- [EXERCISE TASK]
Copy the lines verbatim, beginning with the line that contains "Convert this screenshot" and continuing through the end of the data, and only those lines.

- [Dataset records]
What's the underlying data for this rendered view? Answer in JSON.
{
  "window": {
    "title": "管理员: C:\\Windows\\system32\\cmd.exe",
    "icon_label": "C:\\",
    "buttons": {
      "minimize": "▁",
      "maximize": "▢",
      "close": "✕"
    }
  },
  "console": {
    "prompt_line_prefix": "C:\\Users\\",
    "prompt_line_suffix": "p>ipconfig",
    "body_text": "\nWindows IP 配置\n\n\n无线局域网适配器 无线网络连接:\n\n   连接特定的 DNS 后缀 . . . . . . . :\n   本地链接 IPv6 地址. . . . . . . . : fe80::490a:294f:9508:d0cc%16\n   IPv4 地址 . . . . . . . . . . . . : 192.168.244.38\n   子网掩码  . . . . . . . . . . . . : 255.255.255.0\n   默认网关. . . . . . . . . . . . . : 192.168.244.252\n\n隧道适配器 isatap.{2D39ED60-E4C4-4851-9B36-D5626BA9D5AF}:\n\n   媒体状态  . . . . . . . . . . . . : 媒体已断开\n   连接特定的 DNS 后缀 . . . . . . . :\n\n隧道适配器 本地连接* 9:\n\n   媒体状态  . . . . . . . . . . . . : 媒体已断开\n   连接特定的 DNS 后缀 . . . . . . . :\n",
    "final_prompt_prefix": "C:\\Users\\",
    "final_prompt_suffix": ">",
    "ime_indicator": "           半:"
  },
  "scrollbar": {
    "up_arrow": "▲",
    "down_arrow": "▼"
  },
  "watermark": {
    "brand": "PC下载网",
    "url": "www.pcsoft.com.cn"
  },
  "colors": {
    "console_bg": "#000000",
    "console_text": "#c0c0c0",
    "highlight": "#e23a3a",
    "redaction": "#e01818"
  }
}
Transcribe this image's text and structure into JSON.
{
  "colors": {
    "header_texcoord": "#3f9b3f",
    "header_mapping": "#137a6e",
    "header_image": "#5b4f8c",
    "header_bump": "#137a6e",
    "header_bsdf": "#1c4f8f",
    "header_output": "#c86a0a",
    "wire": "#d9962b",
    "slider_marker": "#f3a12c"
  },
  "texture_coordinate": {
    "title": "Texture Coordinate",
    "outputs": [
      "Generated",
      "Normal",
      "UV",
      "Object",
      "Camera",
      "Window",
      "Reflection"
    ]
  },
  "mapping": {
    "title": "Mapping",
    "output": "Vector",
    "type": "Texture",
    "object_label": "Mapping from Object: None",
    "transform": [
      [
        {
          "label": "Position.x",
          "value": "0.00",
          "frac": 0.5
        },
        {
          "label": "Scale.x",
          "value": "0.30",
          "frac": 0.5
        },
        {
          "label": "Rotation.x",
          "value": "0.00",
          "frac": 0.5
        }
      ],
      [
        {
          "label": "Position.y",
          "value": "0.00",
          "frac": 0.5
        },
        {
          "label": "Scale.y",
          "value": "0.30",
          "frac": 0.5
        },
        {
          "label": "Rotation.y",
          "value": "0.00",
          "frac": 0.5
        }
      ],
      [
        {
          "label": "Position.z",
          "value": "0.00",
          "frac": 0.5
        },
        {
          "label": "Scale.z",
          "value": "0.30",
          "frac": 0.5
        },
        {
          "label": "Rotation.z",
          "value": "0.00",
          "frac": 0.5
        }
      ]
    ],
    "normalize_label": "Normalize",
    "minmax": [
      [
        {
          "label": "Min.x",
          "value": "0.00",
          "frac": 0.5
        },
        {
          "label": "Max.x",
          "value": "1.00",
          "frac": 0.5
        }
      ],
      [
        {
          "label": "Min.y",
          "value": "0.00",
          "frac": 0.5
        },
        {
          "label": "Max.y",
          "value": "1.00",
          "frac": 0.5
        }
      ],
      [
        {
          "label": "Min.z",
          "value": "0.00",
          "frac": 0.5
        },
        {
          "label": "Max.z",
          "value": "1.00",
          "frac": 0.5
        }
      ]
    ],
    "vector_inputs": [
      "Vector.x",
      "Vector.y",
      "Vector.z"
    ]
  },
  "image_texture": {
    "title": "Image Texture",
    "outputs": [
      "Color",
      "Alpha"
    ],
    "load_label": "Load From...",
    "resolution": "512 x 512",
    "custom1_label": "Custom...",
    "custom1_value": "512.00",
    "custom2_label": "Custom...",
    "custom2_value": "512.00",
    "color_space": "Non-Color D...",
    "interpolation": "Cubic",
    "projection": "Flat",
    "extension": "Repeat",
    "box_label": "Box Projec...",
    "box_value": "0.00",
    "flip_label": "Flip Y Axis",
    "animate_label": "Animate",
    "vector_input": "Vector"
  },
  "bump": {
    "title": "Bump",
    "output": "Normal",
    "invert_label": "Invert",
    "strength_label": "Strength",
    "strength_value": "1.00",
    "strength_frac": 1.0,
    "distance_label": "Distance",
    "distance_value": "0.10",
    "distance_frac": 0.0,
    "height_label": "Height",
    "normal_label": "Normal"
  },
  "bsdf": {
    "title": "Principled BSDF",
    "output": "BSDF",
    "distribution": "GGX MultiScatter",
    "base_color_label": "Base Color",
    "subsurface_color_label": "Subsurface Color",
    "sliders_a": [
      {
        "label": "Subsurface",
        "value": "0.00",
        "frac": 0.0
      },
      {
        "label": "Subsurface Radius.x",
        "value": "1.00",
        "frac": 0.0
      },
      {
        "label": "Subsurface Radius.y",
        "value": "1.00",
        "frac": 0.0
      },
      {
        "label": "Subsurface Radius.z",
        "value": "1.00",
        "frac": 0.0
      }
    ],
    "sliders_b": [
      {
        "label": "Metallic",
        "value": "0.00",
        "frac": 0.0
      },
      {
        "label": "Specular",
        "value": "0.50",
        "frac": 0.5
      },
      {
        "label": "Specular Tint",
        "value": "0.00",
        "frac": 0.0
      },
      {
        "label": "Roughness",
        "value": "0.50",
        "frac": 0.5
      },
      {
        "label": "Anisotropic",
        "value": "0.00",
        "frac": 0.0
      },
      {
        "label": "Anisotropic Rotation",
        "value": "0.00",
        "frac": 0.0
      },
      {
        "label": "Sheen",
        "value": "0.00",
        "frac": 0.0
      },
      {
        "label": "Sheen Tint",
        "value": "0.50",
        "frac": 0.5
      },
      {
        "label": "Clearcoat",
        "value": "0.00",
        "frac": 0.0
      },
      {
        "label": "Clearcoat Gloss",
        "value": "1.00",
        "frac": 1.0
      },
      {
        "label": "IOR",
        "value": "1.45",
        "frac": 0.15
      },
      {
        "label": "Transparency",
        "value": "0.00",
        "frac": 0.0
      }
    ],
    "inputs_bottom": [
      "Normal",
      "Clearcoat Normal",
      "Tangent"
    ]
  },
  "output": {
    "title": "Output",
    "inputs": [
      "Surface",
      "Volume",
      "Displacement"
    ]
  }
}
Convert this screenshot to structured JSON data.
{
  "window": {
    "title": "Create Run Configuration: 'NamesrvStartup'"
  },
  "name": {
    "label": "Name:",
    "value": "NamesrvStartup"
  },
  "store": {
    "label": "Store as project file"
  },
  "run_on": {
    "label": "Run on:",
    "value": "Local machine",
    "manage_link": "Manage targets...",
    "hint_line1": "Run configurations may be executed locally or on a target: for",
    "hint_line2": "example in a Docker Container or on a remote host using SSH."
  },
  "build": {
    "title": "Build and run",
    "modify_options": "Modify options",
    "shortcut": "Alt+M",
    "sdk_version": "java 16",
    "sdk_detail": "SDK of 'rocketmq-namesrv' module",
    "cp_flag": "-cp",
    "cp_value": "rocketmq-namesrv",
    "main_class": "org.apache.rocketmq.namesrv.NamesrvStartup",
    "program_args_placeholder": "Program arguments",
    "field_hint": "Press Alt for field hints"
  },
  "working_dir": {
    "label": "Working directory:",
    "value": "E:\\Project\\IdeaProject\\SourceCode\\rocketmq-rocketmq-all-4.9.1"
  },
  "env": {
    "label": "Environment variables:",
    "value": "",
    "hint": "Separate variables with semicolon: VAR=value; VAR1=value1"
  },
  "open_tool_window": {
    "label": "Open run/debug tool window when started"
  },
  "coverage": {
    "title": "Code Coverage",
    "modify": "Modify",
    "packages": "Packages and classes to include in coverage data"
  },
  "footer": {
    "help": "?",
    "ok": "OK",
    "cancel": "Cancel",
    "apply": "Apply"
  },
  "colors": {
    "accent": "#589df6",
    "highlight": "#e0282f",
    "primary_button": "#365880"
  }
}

- [FINISHED TASK]
Convert this screenshot to structured JSON data.
{
  "window": {
    "title": "Create Run Configuration: 'NamesrvStartup'"
  },
  "name": {
    "label": "Name:",
    "value": "NamesrvStartup"
  },
  "store": {
    "label": "Store as project file"
  },
  "run_on": {
    "label": "Run on:",
    "value": "Local machine",
    "manage_link": "Manage targets...",
    "hint_line1": "Run configurations may be executed locally or on a target: for",
    "hint_line2": "example in a Docker Container or on a remote host using SSH."
  },
  "build": {
    "title": "Build and run",
    "modify_options": "Modify options",
    "shortcut": "Alt+M",
    "sdk_version": "java 16",
    "sdk_detail": "SDK of 'rocketmq-namesrv' module",
    "cp_flag": "-cp",
    "cp_value": "rocketmq-namesrv",
    "main_class": "org.apache.rocketmq.namesrv.NamesrvStartup",
    "program_args_placeholder": "Program arguments",
    "field_hint": "Press Alt for field hints"
  },
  "working_dir": {
    "label": "Working directory:",
    "value": "E:\\Project\\IdeaProject\\SourceCode\\rocketmq-rocketmq-all-4.9.1"
  },
  "env": {
    "label": "Environment variables:",
    "value": "",
    "hint": "Separate variables with semicolon: VAR=value; VAR1=value1"
  },
  "open_tool_window": {
    "label": "Open run/debug tool window when started"
  },
  "coverage": {
    "title": "Code Coverage",
    "modify": "Modify",
    "packages": "Packages and classes to include in coverage data"
  },
  "footer": {
    "help": "?",
    "ok": "OK",
    "cancel": "Cancel",
    "apply": "Apply"
  },
  "colors": {
    "accent": "#589df6",
    "highlight": "#e0282f",
    "primary_button": "#365880"
  }
}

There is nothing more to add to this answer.